**DO THIS**
Check every line below for the word "trung" and show those that hold it.

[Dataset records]
____________________

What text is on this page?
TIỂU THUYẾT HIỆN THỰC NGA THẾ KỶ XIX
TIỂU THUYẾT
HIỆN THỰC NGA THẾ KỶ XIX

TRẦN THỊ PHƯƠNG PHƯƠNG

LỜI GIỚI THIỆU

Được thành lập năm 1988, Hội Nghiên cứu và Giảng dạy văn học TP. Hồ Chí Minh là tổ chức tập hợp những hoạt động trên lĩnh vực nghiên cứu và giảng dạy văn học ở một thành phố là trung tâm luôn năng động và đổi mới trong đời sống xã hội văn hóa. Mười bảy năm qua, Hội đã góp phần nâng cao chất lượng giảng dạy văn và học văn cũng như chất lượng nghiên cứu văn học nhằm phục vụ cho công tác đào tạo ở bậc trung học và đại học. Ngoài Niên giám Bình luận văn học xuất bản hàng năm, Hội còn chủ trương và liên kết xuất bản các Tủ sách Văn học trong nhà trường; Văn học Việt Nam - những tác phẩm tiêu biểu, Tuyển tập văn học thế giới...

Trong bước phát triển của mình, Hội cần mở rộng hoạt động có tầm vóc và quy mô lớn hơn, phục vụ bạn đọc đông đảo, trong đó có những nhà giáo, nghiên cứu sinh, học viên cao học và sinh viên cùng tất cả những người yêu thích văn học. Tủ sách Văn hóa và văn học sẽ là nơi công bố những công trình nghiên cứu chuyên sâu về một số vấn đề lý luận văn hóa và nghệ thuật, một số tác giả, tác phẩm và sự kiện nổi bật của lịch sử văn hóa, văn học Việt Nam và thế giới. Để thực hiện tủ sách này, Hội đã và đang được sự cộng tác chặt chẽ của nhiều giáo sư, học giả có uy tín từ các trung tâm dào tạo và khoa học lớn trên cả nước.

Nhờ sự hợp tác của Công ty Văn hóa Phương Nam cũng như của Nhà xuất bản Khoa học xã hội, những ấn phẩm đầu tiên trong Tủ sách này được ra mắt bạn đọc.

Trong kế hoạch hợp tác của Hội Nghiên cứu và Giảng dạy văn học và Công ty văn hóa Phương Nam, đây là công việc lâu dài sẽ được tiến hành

____________________

**REPLY TO THE TASK**
Được thành lập năm 1988, Hội Nghiên cứu và Giảng dạy văn học TP. Hồ Chí Minh là tổ chức tập hợp những hoạt động trên lĩnh vực nghiên cứu và giảng dạy văn học ở một thành phố là trung tâm luôn năng động và đổi mới trong đời sống xã hội văn hóa. Mười bảy năm qua, Hội đã góp phần nâng cao chất lượng giảng dạy văn và học văn cũng như chất lượng nghiên cứu văn học nhằm phục vụ cho công tác đào tạo ở bậc trung học và đại học. Ngoài Niên giám Bình luận văn học xuất bản hàng năm, Hội còn chủ trương và liên kết xuất bản các Tủ sách Văn học trong nhà trường; Văn học Việt Nam - những tác phẩm tiêu biểu, Tuyển tập văn học thế giới...
Trong bước phát triển của mình, Hội cần mở rộng hoạt động có tầm vóc và quy mô lớn hơn, phục vụ bạn đọc đông đảo, trong đó có những nhà giáo, nghiên cứu sinh, học viên cao học và sinh viên cùng tất cả những người yêu thích văn học. Tủ sách Văn hóa và văn học sẽ là nơi công bố những công trình nghiên cứu chuyên sâu về một số vấn đề lý luận văn hóa và nghệ thuật, một số tác giả, tác phẩm và sự kiện nổi bật của lịch sử văn hóa, văn học Việt Nam và thế giới. Để thực hiện tủ sách này, Hội đã và đang được sự cộng tác chặt chẽ của nhiều giáo sư, học giả có uy tín từ các trung tâm dào tạo và khoa học lớn trên cả nước.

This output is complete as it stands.